_PROBLEM TO WORK ON_.
Copy out the entries below precisely; nothing is to be omitted.

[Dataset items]

+ + +

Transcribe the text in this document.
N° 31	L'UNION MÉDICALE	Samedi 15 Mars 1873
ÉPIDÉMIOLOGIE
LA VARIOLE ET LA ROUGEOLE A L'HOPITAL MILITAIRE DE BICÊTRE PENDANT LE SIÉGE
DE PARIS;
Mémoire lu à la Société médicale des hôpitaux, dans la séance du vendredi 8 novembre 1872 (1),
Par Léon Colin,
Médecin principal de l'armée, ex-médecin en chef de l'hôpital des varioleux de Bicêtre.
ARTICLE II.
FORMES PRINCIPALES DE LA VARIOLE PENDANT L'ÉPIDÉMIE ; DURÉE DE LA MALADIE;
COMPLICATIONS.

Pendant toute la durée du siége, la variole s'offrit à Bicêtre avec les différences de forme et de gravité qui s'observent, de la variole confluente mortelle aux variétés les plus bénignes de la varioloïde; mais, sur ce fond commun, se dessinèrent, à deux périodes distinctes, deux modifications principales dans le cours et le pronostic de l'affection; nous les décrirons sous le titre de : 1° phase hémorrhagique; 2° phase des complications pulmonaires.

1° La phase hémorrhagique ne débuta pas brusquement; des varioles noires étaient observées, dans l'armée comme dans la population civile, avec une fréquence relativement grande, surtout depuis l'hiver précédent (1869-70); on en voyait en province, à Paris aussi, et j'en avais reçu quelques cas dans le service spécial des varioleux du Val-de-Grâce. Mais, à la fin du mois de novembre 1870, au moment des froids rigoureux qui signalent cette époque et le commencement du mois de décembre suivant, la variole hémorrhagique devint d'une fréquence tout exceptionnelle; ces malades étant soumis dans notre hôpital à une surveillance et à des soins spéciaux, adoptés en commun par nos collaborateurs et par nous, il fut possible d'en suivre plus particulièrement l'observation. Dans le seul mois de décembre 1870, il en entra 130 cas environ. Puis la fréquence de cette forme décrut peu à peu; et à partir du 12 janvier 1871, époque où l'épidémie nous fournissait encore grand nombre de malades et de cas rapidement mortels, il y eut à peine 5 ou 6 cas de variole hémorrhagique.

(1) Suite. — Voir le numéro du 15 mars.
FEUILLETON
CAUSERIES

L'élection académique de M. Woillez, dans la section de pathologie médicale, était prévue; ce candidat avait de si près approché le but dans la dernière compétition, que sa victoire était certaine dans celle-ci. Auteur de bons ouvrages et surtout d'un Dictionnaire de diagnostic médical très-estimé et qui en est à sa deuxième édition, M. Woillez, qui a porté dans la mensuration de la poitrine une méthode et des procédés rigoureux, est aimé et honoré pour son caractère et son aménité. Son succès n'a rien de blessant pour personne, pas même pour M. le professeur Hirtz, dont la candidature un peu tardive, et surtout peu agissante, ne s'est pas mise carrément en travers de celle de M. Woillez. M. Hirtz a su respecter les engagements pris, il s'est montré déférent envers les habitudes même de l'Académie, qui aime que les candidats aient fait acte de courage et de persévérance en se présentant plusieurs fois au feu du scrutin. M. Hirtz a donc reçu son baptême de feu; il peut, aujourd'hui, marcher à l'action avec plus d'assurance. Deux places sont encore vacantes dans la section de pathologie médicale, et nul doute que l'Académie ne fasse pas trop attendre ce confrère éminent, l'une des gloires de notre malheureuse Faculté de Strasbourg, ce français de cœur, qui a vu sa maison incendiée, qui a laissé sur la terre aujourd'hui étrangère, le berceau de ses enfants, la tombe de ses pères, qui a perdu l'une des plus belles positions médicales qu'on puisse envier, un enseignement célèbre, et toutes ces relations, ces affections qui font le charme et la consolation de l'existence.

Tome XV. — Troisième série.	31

+ + +

_WRITTEN SOLUTION_.
Transcribe the text in this document.
N° 31	L'UNION MÉDICALE	Samedi 15 Mars 1873
ÉPIDÉMIOLOGIE
LA VARIOLE ET LA ROUGEOLE A L'HOPITAL MILITAIRE DE BICÊTRE PENDANT LE SIÉGE
DE PARIS;
Mémoire lu à la Société médicale des hôpitaux, dans la séance du vendredi 8 novembre 1872 (1),
Par Léon Colin,
Médecin principal de l'armée, ex-médecin en chef de l'hôpital des varioleux de Bicêtre.
ARTICLE II.
FORMES PRINCIPALES DE LA VARIOLE PENDANT L'ÉPIDÉMIE ; DURÉE DE LA MALADIE;
COMPLICATIONS.

Pendant toute la durée du siége, la variole s'offrit à Bicêtre avec les différences de forme et de gravité qui s'observent, de la variole confluente mortelle aux variétés les plus bénignes de la varioloïde; mais, sur ce fond commun, se dessinèrent, à deux périodes distinctes, deux modifications principales dans le cours et le pronostic de l'affection; nous les décrirons sous le titre de : 1° phase hémorrhagique; 2° phase des complications pulmonaires.

1° La phase hémorrhagique ne débuta pas brusquement; des varioles noires étaient observées, dans l'armée comme dans la population civile, avec une fréquence relativement grande, surtout depuis l'hiver précédent (1869-70); on en voyait en province, à Paris aussi, et j'en avais reçu quelques cas dans le service spécial des varioleux du Val-de-Grâce. Mais, à la fin du mois de novembre 1870, au moment des froids rigoureux qui signalent cette époque et le commencement du mois de décembre suivant, la variole hémorrhagique devint d'une fréquence tout exceptionnelle; ces malades étant soumis dans notre hôpital à une surveillance et à des soins spéciaux, adoptés en commun par nos collaborateurs et par nous, il fut possible d'en suivre plus particulièrement l'observation. Dans le seul mois de décembre 1870, il en entra 130 cas environ. Puis la fréquence de cette forme décrut peu à peu; et à partir du 12 janvier 1871, époque où l'épidémie nous fournissait encore grand nombre de malades et de cas rapidement mortels, il y eut à peine 5 ou 6 cas de variole hémorrhagique.

(1) Suite. — Voir le numéro du 15 mars.
FEUILLETON
CAUSERIES

L'élection académique de M. Woillez, dans la section de pathologie médicale, était prévue; ce candidat avait de si près approché le but dans la dernière compétition, que sa victoire était certaine dans celle-ci. Auteur de bons ouvrages et surtout d'un Dictionnaire de diagnostic médical très-estimé et qui en est à sa deuxième édition, M. Woillez, qui a porté dans la mensuration de la poitrine une méthode et des procédés rigoureux, est aimé et honoré pour son caractère et son aménité. Son succès n'a rien de blessant pour personne, pas même pour M. le professeur Hirtz, dont la candidature un peu tardive, et surtout peu agissante, ne s'est pas mise carrément en travers de celle de M. Woillez. M. Hirtz a su respecter les engagements pris, il s'est montré déférent envers les habitudes même de l'Académie, qui aime que les candidats aient fait acte de courage et de persévérance en se présentant plusieurs fois au feu du scrutin. M. Hirtz a donc reçu son baptême de feu; il peut, aujourd'hui, marcher à l'action avec plus d'assurance. Deux places sont encore vacantes dans la section de pathologie médicale, et nul doute que l'Académie ne fasse pas trop attendre ce confrère éminent, l'une des gloires de notre malheureuse Faculté de Strasbourg, ce français de cœur, qui a vu sa maison incendiée, qui a laissé sur la terre aujourd'hui étrangère, le berceau de ses enfants, la tombe de ses pères, qui a perdu l'une des plus belles positions médicales qu'on puisse envier, un enseignement célèbre, et toutes ces relations, ces affections qui font le charme et la consolation de l'existence.

Tome XV. — Troisième série.	31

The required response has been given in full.